Aim: For each line in the data below that holds "безопасно", return a copy.

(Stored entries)
>> Start
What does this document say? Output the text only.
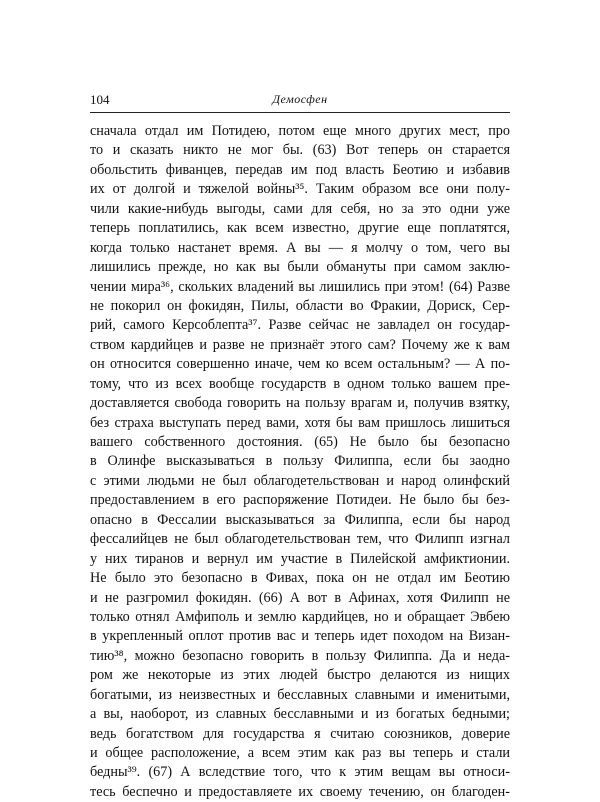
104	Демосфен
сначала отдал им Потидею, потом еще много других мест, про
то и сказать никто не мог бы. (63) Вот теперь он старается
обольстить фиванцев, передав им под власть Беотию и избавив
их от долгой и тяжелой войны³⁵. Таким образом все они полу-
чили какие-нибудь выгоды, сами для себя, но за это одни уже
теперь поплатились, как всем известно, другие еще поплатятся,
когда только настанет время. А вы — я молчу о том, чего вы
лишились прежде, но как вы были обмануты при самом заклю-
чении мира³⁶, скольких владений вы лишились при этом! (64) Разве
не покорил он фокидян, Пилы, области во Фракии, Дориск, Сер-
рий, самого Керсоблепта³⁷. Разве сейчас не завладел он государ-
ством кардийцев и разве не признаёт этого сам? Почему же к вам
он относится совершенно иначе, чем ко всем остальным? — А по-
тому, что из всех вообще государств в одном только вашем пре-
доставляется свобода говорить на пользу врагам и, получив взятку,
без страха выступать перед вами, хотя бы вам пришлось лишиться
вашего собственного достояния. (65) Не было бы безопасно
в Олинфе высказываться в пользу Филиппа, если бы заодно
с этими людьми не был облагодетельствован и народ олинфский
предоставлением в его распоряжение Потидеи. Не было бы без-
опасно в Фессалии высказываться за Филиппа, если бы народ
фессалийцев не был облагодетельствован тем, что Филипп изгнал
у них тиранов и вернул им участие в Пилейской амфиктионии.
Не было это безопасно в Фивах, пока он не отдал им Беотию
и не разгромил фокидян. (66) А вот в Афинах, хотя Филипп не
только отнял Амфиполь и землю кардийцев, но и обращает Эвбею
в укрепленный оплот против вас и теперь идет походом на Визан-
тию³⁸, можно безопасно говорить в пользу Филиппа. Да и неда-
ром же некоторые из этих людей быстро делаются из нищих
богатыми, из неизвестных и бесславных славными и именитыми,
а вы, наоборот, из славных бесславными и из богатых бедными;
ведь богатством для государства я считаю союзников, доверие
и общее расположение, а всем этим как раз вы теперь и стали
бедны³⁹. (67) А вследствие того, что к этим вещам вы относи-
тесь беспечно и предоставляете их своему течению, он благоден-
>> End
>> Start
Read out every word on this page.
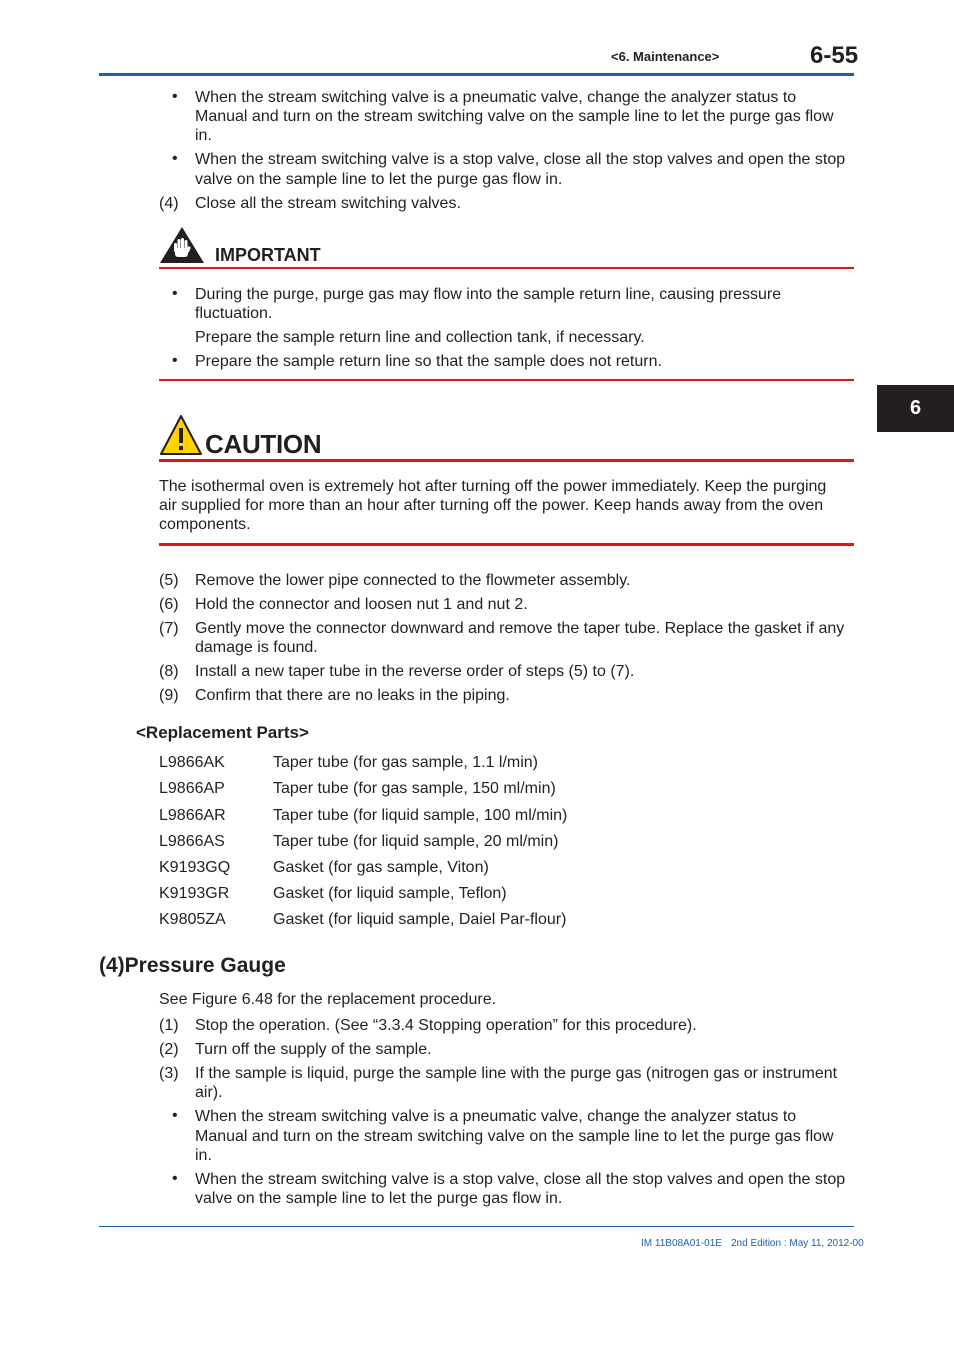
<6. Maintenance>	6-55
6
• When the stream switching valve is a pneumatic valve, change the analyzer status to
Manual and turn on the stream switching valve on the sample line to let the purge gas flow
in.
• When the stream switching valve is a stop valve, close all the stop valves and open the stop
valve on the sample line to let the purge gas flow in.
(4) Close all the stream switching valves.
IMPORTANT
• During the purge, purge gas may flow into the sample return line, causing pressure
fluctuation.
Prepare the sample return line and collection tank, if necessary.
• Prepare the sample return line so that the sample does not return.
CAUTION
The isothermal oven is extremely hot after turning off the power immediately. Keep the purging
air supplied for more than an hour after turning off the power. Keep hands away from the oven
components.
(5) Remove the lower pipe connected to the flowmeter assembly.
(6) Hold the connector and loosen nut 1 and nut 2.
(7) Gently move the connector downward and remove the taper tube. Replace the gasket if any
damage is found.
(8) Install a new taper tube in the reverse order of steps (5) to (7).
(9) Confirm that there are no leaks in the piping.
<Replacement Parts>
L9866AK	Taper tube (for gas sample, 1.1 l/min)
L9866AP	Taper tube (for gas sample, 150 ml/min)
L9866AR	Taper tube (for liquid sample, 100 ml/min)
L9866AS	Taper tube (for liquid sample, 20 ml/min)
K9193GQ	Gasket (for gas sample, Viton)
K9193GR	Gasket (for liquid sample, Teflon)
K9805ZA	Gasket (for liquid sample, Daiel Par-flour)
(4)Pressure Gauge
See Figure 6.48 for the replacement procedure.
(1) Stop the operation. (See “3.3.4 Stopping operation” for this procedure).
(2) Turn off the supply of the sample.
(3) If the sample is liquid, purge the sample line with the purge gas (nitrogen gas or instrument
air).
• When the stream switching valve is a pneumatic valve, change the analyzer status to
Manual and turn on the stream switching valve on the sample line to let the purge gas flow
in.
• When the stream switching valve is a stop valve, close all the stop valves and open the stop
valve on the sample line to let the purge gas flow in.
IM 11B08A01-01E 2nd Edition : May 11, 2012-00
>> End
Solution:
вашего собственного достояния. (65) Не было бы безопасно
Не было это безопасно в Фивах, пока он не отдал им Беотию
тию³⁸, можно безопасно говорить в пользу Филиппа. Да и неда-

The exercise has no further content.